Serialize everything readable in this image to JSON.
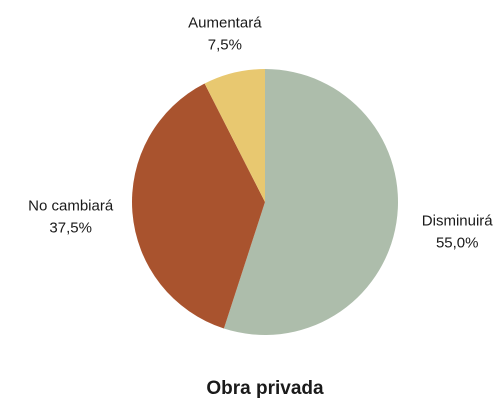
{
  "chart_data": {
    "type": "pie",
    "title": "Obra privada",
    "categories": [
      "Disminuirá",
      "No cambiará",
      "Aumentará"
    ],
    "values": [
      55.0,
      37.5,
      7.5
    ],
    "value_labels": [
      "55,0%",
      "37,5%",
      "7,5%"
    ],
    "colors": [
      "#adbdab",
      "#a9532e",
      "#e8c870"
    ]
  }
}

## Your goal
Set down the complete material exactly, but do not include the images.

## Written answer
Serialize everything readable in this image to JSON.
{
  "chart_data": {
    "type": "pie",
    "title": "Obra privada",
    "categories": [
      "Disminuirá",
      "No cambiará",
      "Aumentará"
    ],
    "values": [
      55.0,
      37.5,
      7.5
    ],
    "value_labels": [
      "55,0%",
      "37,5%",
      "7,5%"
    ],
    "colors": [
      "#adbdab",
      "#a9532e",
      "#e8c870"
    ]
  }
}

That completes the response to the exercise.